═════ Supplied material

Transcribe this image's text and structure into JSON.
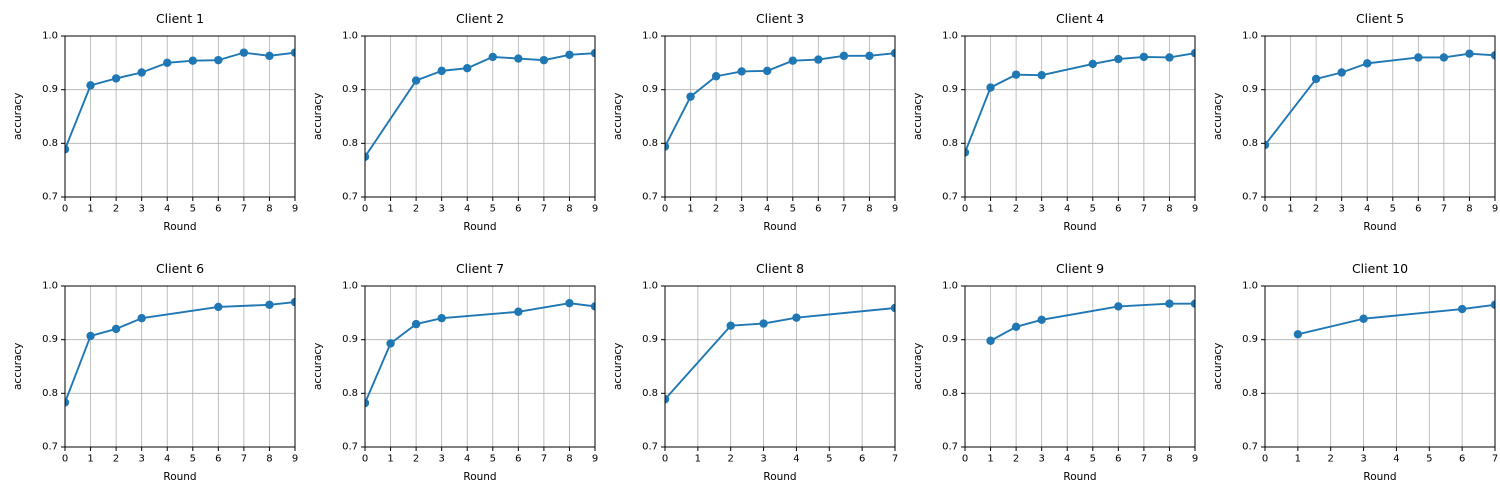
{
  "figure": {
    "background": "#ffffff",
    "line_color": "#1f77b4",
    "grid_color": "#b0b0b0",
    "spine_color": "#000000",
    "rows": 2,
    "cols": 5,
    "grid_on": true,
    "legend": "none"
  },
  "chart_data": [
    {
      "type": "line",
      "title": "Client 1",
      "xlabel": "Round",
      "ylabel": "accuracy",
      "xlim": [
        0,
        9
      ],
      "ylim": [
        0.7,
        1.0
      ],
      "xticks": [
        0,
        1,
        2,
        3,
        4,
        5,
        6,
        7,
        8,
        9
      ],
      "yticks": [
        0.7,
        0.8,
        0.9,
        1.0
      ],
      "marker": "circle",
      "x": [
        0,
        1,
        2,
        3,
        4,
        5,
        6,
        7,
        8,
        9
      ],
      "y": [
        0.789,
        0.908,
        0.921,
        0.932,
        0.95,
        0.954,
        0.955,
        0.969,
        0.963,
        0.969
      ]
    },
    {
      "type": "line",
      "title": "Client 2",
      "xlabel": "Round",
      "ylabel": "accuracy",
      "xlim": [
        0,
        9
      ],
      "ylim": [
        0.7,
        1.0
      ],
      "xticks": [
        0,
        1,
        2,
        3,
        4,
        5,
        6,
        7,
        8,
        9
      ],
      "yticks": [
        0.7,
        0.8,
        0.9,
        1.0
      ],
      "marker": "circle",
      "x": [
        0,
        2,
        3,
        4,
        5,
        6,
        7,
        8,
        9
      ],
      "y": [
        0.775,
        0.917,
        0.935,
        0.94,
        0.961,
        0.958,
        0.955,
        0.965,
        0.968
      ]
    },
    {
      "type": "line",
      "title": "Client 3",
      "xlabel": "Round",
      "ylabel": "accuracy",
      "xlim": [
        0,
        9
      ],
      "ylim": [
        0.7,
        1.0
      ],
      "xticks": [
        0,
        1,
        2,
        3,
        4,
        5,
        6,
        7,
        8,
        9
      ],
      "yticks": [
        0.7,
        0.8,
        0.9,
        1.0
      ],
      "marker": "circle",
      "x": [
        0,
        1,
        2,
        3,
        4,
        5,
        6,
        7,
        8,
        9
      ],
      "y": [
        0.794,
        0.887,
        0.925,
        0.934,
        0.935,
        0.954,
        0.956,
        0.963,
        0.963,
        0.968
      ]
    },
    {
      "type": "line",
      "title": "Client 4",
      "xlabel": "Round",
      "ylabel": "accuracy",
      "xlim": [
        0,
        9
      ],
      "ylim": [
        0.7,
        1.0
      ],
      "xticks": [
        0,
        1,
        2,
        3,
        4,
        5,
        6,
        7,
        8,
        9
      ],
      "yticks": [
        0.7,
        0.8,
        0.9,
        1.0
      ],
      "marker": "circle",
      "x": [
        0,
        1,
        2,
        3,
        5,
        6,
        7,
        8,
        9
      ],
      "y": [
        0.783,
        0.904,
        0.928,
        0.927,
        0.948,
        0.957,
        0.961,
        0.96,
        0.968
      ]
    },
    {
      "type": "line",
      "title": "Client 5",
      "xlabel": "Round",
      "ylabel": "accuracy",
      "xlim": [
        0,
        9
      ],
      "ylim": [
        0.7,
        1.0
      ],
      "xticks": [
        0,
        1,
        2,
        3,
        4,
        5,
        6,
        7,
        8,
        9
      ],
      "yticks": [
        0.7,
        0.8,
        0.9,
        1.0
      ],
      "marker": "circle",
      "x": [
        0,
        2,
        3,
        4,
        6,
        7,
        8,
        9
      ],
      "y": [
        0.797,
        0.92,
        0.932,
        0.949,
        0.96,
        0.96,
        0.967,
        0.964
      ]
    },
    {
      "type": "line",
      "title": "Client 6",
      "xlabel": "Round",
      "ylabel": "accuracy",
      "xlim": [
        0,
        9
      ],
      "ylim": [
        0.7,
        1.0
      ],
      "xticks": [
        0,
        1,
        2,
        3,
        4,
        5,
        6,
        7,
        8,
        9
      ],
      "yticks": [
        0.7,
        0.8,
        0.9,
        1.0
      ],
      "marker": "circle",
      "x": [
        0,
        1,
        2,
        3,
        6,
        8,
        9
      ],
      "y": [
        0.783,
        0.907,
        0.92,
        0.94,
        0.961,
        0.965,
        0.97
      ]
    },
    {
      "type": "line",
      "title": "Client 7",
      "xlabel": "Round",
      "ylabel": "accuracy",
      "xlim": [
        0,
        9
      ],
      "ylim": [
        0.7,
        1.0
      ],
      "xticks": [
        0,
        1,
        2,
        3,
        4,
        5,
        6,
        7,
        8,
        9
      ],
      "yticks": [
        0.7,
        0.8,
        0.9,
        1.0
      ],
      "marker": "circle",
      "x": [
        0,
        1,
        2,
        3,
        6,
        8,
        9
      ],
      "y": [
        0.782,
        0.893,
        0.929,
        0.94,
        0.952,
        0.968,
        0.962
      ]
    },
    {
      "type": "line",
      "title": "Client 8",
      "xlabel": "Round",
      "ylabel": "accuracy",
      "xlim": [
        0,
        7
      ],
      "ylim": [
        0.7,
        1.0
      ],
      "xticks": [
        0,
        1,
        2,
        3,
        4,
        5,
        6,
        7
      ],
      "yticks": [
        0.7,
        0.8,
        0.9,
        1.0
      ],
      "marker": "circle",
      "x": [
        0,
        2,
        3,
        4,
        7
      ],
      "y": [
        0.789,
        0.926,
        0.93,
        0.941,
        0.959
      ]
    },
    {
      "type": "line",
      "title": "Client 9",
      "xlabel": "Round",
      "ylabel": "accuracy",
      "xlim": [
        0,
        9
      ],
      "ylim": [
        0.7,
        1.0
      ],
      "xticks": [
        0,
        1,
        2,
        3,
        4,
        5,
        6,
        7,
        8,
        9
      ],
      "yticks": [
        0.7,
        0.8,
        0.9,
        1.0
      ],
      "marker": "circle",
      "x": [
        1,
        2,
        3,
        6,
        8,
        9
      ],
      "y": [
        0.898,
        0.924,
        0.937,
        0.962,
        0.967,
        0.967
      ]
    },
    {
      "type": "line",
      "title": "Client 10",
      "xlabel": "Round",
      "ylabel": "accuracy",
      "xlim": [
        0,
        7
      ],
      "ylim": [
        0.7,
        1.0
      ],
      "xticks": [
        0,
        1,
        2,
        3,
        4,
        5,
        6,
        7
      ],
      "yticks": [
        0.7,
        0.8,
        0.9,
        1.0
      ],
      "marker": "circle",
      "x": [
        1,
        3,
        6,
        7
      ],
      "y": [
        0.91,
        0.939,
        0.957,
        0.965
      ]
    }
  ]
}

══════════

■ To be done ■
Print the entries above exactly, taking out only the pictures.

■ Task solution ■
Transcribe this image's text and structure into JSON.
{
  "figure": {
    "background": "#ffffff",
    "line_color": "#1f77b4",
    "grid_color": "#b0b0b0",
    "spine_color": "#000000",
    "rows": 2,
    "cols": 5,
    "grid_on": true,
    "legend": "none"
  },
  "chart_data": [
    {
      "type": "line",
      "title": "Client 1",
      "xlabel": "Round",
      "ylabel": "accuracy",
      "xlim": [
        0,
        9
      ],
      "ylim": [
        0.7,
        1.0
      ],
      "xticks": [
        0,
        1,
        2,
        3,
        4,
        5,
        6,
        7,
        8,
        9
      ],
      "yticks": [
        0.7,
        0.8,
        0.9,
        1.0
      ],
      "marker": "circle",
      "x": [
        0,
        1,
        2,
        3,
        4,
        5,
        6,
        7,
        8,
        9
      ],
      "y": [
        0.789,
        0.908,
        0.921,
        0.932,
        0.95,
        0.954,
        0.955,
        0.969,
        0.963,
        0.969
      ]
    },
    {
      "type": "line",
      "title": "Client 2",
      "xlabel": "Round",
      "ylabel": "accuracy",
      "xlim": [
        0,
        9
      ],
      "ylim": [
        0.7,
        1.0
      ],
      "xticks": [
        0,
        1,
        2,
        3,
        4,
        5,
        6,
        7,
        8,
        9
      ],
      "yticks": [
        0.7,
        0.8,
        0.9,
        1.0
      ],
      "marker": "circle",
      "x": [
        0,
        2,
        3,
        4,
        5,
        6,
        7,
        8,
        9
      ],
      "y": [
        0.775,
        0.917,
        0.935,
        0.94,
        0.961,
        0.958,
        0.955,
        0.965,
        0.968
      ]
    },
    {
      "type": "line",
      "title": "Client 3",
      "xlabel": "Round",
      "ylabel": "accuracy",
      "xlim": [
        0,
        9
      ],
      "ylim": [
        0.7,
        1.0
      ],
      "xticks": [
        0,
        1,
        2,
        3,
        4,
        5,
        6,
        7,
        8,
        9
      ],
      "yticks": [
        0.7,
        0.8,
        0.9,
        1.0
      ],
      "marker": "circle",
      "x": [
        0,
        1,
        2,
        3,
        4,
        5,
        6,
        7,
        8,
        9
      ],
      "y": [
        0.794,
        0.887,
        0.925,
        0.934,
        0.935,
        0.954,
        0.956,
        0.963,
        0.963,
        0.968
      ]
    },
    {
      "type": "line",
      "title": "Client 4",
      "xlabel": "Round",
      "ylabel": "accuracy",
      "xlim": [
        0,
        9
      ],
      "ylim": [
        0.7,
        1.0
      ],
      "xticks": [
        0,
        1,
        2,
        3,
        4,
        5,
        6,
        7,
        8,
        9
      ],
      "yticks": [
        0.7,
        0.8,
        0.9,
        1.0
      ],
      "marker": "circle",
      "x": [
        0,
        1,
        2,
        3,
        5,
        6,
        7,
        8,
        9
      ],
      "y": [
        0.783,
        0.904,
        0.928,
        0.927,
        0.948,
        0.957,
        0.961,
        0.96,
        0.968
      ]
    },
    {
      "type": "line",
      "title": "Client 5",
      "xlabel": "Round",
      "ylabel": "accuracy",
      "xlim": [
        0,
        9
      ],
      "ylim": [
        0.7,
        1.0
      ],
      "xticks": [
        0,
        1,
        2,
        3,
        4,
        5,
        6,
        7,
        8,
        9
      ],
      "yticks": [
        0.7,
        0.8,
        0.9,
        1.0
      ],
      "marker": "circle",
      "x": [
        0,
        2,
        3,
        4,
        6,
        7,
        8,
        9
      ],
      "y": [
        0.797,
        0.92,
        0.932,
        0.949,
        0.96,
        0.96,
        0.967,
        0.964
      ]
    },
    {
      "type": "line",
      "title": "Client 6",
      "xlabel": "Round",
      "ylabel": "accuracy",
      "xlim": [
        0,
        9
      ],
      "ylim": [
        0.7,
        1.0
      ],
      "xticks": [
        0,
        1,
        2,
        3,
        4,
        5,
        6,
        7,
        8,
        9
      ],
      "yticks": [
        0.7,
        0.8,
        0.9,
        1.0
      ],
      "marker": "circle",
      "x": [
        0,
        1,
        2,
        3,
        6,
        8,
        9
      ],
      "y": [
        0.783,
        0.907,
        0.92,
        0.94,
        0.961,
        0.965,
        0.97
      ]
    },
    {
      "type": "line",
      "title": "Client 7",
      "xlabel": "Round",
      "ylabel": "accuracy",
      "xlim": [
        0,
        9
      ],
      "ylim": [
        0.7,
        1.0
      ],
      "xticks": [
        0,
        1,
        2,
        3,
        4,
        5,
        6,
        7,
        8,
        9
      ],
      "yticks": [
        0.7,
        0.8,
        0.9,
        1.0
      ],
      "marker": "circle",
      "x": [
        0,
        1,
        2,
        3,
        6,
        8,
        9
      ],
      "y": [
        0.782,
        0.893,
        0.929,
        0.94,
        0.952,
        0.968,
        0.962
      ]
    },
    {
      "type": "line",
      "title": "Client 8",
      "xlabel": "Round",
      "ylabel": "accuracy",
      "xlim": [
        0,
        7
      ],
      "ylim": [
        0.7,
        1.0
      ],
      "xticks": [
        0,
        1,
        2,
        3,
        4,
        5,
        6,
        7
      ],
      "yticks": [
        0.7,
        0.8,
        0.9,
        1.0
      ],
      "marker": "circle",
      "x": [
        0,
        2,
        3,
        4,
        7
      ],
      "y": [
        0.789,
        0.926,
        0.93,
        0.941,
        0.959
      ]
    },
    {
      "type": "line",
      "title": "Client 9",
      "xlabel": "Round",
      "ylabel": "accuracy",
      "xlim": [
        0,
        9
      ],
      "ylim": [
        0.7,
        1.0
      ],
      "xticks": [
        0,
        1,
        2,
        3,
        4,
        5,
        6,
        7,
        8,
        9
      ],
      "yticks": [
        0.7,
        0.8,
        0.9,
        1.0
      ],
      "marker": "circle",
      "x": [
        1,
        2,
        3,
        6,
        8,
        9
      ],
      "y": [
        0.898,
        0.924,
        0.937,
        0.962,
        0.967,
        0.967
      ]
    },
    {
      "type": "line",
      "title": "Client 10",
      "xlabel": "Round",
      "ylabel": "accuracy",
      "xlim": [
        0,
        7
      ],
      "ylim": [
        0.7,
        1.0
      ],
      "xticks": [
        0,
        1,
        2,
        3,
        4,
        5,
        6,
        7
      ],
      "yticks": [
        0.7,
        0.8,
        0.9,
        1.0
      ],
      "marker": "circle",
      "x": [
        1,
        3,
        6,
        7
      ],
      "y": [
        0.91,
        0.939,
        0.957,
        0.965
      ]
    }
  ]
}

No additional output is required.